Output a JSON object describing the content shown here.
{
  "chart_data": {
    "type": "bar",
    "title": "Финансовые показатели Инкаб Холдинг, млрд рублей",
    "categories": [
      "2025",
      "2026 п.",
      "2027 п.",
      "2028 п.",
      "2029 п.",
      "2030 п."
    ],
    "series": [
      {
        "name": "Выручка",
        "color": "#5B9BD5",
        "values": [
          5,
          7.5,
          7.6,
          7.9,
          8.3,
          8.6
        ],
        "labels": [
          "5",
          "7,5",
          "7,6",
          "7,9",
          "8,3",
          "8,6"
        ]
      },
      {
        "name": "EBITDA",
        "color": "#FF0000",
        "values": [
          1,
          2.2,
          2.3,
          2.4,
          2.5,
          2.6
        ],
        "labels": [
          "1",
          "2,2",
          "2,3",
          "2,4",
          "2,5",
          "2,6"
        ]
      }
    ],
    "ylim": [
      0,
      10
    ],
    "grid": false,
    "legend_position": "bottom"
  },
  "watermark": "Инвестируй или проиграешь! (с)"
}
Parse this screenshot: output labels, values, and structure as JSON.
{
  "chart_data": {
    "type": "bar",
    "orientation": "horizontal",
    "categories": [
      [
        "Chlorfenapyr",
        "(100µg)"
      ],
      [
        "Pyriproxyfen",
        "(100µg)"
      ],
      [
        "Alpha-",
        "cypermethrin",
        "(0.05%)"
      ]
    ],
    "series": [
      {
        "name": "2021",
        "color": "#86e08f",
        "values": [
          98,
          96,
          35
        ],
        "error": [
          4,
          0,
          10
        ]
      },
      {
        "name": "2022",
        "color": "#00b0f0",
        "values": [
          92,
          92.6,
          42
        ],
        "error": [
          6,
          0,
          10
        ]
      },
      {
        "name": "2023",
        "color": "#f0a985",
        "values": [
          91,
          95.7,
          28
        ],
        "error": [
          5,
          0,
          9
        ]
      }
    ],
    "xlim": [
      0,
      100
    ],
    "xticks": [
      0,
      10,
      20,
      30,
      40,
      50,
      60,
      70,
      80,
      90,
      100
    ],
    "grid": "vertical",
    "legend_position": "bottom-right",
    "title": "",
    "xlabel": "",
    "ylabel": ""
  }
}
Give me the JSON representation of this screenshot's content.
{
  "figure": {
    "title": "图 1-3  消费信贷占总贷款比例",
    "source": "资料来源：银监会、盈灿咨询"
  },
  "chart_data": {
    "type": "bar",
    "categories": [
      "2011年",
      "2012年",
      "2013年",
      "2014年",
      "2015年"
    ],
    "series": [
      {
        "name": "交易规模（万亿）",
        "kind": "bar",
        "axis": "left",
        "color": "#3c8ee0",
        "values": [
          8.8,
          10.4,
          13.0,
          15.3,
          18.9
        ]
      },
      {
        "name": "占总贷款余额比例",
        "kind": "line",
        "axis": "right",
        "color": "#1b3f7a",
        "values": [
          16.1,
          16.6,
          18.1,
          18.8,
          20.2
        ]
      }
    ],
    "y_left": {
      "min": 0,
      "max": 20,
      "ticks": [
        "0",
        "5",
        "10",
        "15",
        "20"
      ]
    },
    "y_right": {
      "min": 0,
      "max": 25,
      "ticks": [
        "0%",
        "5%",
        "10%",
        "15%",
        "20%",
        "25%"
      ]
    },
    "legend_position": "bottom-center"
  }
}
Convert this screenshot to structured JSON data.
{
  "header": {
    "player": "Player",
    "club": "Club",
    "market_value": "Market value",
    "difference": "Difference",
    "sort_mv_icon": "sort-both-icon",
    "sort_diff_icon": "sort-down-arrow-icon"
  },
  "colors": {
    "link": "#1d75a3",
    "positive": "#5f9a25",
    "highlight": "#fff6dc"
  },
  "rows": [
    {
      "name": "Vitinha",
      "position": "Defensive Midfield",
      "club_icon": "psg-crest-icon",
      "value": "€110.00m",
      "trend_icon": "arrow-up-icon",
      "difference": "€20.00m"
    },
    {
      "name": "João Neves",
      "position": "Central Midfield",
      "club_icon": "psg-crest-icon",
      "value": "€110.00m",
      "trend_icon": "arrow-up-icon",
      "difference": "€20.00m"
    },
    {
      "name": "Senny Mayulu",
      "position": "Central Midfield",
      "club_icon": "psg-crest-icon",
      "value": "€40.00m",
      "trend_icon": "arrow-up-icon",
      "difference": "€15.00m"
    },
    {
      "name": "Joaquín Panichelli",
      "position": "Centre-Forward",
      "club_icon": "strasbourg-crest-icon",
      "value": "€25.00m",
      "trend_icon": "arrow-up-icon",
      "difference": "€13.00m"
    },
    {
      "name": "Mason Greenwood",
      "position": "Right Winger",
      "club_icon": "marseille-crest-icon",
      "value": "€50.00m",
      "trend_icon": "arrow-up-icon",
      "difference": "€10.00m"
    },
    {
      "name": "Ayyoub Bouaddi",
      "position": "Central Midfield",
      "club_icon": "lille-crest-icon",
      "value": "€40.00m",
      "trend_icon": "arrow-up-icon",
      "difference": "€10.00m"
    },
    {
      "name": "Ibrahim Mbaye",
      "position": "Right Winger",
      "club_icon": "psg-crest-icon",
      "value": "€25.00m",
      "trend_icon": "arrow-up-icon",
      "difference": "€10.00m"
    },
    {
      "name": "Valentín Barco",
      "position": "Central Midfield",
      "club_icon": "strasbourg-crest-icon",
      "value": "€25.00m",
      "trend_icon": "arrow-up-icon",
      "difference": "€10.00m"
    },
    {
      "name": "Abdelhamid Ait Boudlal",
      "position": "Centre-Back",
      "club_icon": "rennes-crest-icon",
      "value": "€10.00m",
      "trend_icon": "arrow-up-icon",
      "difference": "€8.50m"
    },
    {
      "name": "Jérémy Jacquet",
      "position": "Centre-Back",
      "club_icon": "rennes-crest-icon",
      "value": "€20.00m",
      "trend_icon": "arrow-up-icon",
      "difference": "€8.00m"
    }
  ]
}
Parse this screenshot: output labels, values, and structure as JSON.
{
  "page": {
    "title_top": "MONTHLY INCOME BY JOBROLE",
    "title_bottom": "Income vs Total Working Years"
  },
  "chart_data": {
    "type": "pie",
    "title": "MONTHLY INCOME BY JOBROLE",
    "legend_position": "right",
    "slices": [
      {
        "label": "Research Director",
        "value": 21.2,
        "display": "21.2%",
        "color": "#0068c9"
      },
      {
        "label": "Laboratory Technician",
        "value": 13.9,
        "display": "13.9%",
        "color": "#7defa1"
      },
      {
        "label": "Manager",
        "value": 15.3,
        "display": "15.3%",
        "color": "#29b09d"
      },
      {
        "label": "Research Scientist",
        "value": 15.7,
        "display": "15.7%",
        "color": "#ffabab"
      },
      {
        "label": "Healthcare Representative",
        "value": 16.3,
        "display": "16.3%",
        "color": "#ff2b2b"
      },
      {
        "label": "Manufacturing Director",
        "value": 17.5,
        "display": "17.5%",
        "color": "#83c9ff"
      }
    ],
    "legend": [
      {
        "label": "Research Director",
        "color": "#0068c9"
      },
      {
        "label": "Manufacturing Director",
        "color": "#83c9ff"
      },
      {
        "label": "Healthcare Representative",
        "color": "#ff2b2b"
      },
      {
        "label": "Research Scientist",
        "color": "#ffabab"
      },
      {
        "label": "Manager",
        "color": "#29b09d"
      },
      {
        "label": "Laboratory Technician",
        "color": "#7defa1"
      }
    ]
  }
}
**********
**AIM OF THE TASK:** Sift the material for lines with the string "display". Copy each one found.

**SOLUTION FOR THIS TASK:**
        "display": "21.2%",
        "display": "13.9%",
        "display": "15.3%",
        "display": "15.7%",
        "display": "16.3%",
        "display": "17.5%",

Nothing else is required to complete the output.